# Extracted data:
-=-=-=-=-

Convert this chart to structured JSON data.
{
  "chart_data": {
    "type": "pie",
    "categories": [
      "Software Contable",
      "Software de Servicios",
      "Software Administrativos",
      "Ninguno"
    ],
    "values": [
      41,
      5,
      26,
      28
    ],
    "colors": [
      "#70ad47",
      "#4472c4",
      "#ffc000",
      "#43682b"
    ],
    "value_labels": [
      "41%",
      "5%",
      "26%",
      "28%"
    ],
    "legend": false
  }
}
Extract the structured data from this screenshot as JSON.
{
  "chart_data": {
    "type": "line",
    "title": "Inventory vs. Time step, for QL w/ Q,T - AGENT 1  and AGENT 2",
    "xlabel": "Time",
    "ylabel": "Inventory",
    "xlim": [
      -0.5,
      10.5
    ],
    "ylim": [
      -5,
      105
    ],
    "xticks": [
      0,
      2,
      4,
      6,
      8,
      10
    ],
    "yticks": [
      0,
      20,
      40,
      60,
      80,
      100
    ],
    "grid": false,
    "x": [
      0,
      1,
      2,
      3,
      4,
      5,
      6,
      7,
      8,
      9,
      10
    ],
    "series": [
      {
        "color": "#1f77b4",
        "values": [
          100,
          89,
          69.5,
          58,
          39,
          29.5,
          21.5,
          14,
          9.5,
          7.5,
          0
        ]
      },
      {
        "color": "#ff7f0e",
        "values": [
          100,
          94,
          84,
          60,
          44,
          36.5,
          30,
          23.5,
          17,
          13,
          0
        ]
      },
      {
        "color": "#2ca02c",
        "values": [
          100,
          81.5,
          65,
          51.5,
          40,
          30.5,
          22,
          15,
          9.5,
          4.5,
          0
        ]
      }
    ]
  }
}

-=-=-=-=-

# Exercise goal:
Above are the records; retype every one exactly.

# Task solution:
Convert this chart to structured JSON data.
{
  "chart_data": {
    "type": "pie",
    "categories": [
      "Software Contable",
      "Software de Servicios",
      "Software Administrativos",
      "Ninguno"
    ],
    "values": [
      41,
      5,
      26,
      28
    ],
    "colors": [
      "#70ad47",
      "#4472c4",
      "#ffc000",
      "#43682b"
    ],
    "value_labels": [
      "41%",
      "5%",
      "26%",
      "28%"
    ],
    "legend": false
  }
}
Extract the structured data from this screenshot as JSON.
{
  "chart_data": {
    "type": "line",
    "title": "Inventory vs. Time step, for QL w/ Q,T - AGENT 1  and AGENT 2",
    "xlabel": "Time",
    "ylabel": "Inventory",
    "xlim": [
      -0.5,
      10.5
    ],
    "ylim": [
      -5,
      105
    ],
    "xticks": [
      0,
      2,
      4,
      6,
      8,
      10
    ],
    "yticks": [
      0,
      20,
      40,
      60,
      80,
      100
    ],
    "grid": false,
    "x": [
      0,
      1,
      2,
      3,
      4,
      5,
      6,
      7,
      8,
      9,
      10
    ],
    "series": [
      {
        "color": "#1f77b4",
        "values": [
          100,
          89,
          69.5,
          58,
          39,
          29.5,
          21.5,
          14,
          9.5,
          7.5,
          0
        ]
      },
      {
        "color": "#ff7f0e",
        "values": [
          100,
          94,
          84,
          60,
          44,
          36.5,
          30,
          23.5,
          17,
          13,
          0
        ]
      },
      {
        "color": "#2ca02c",
        "values": [
          100,
          81.5,
          65,
          51.5,
          40,
          30.5,
          22,
          15,
          9.5,
          4.5,
          0
        ]
      }
    ]
  }
}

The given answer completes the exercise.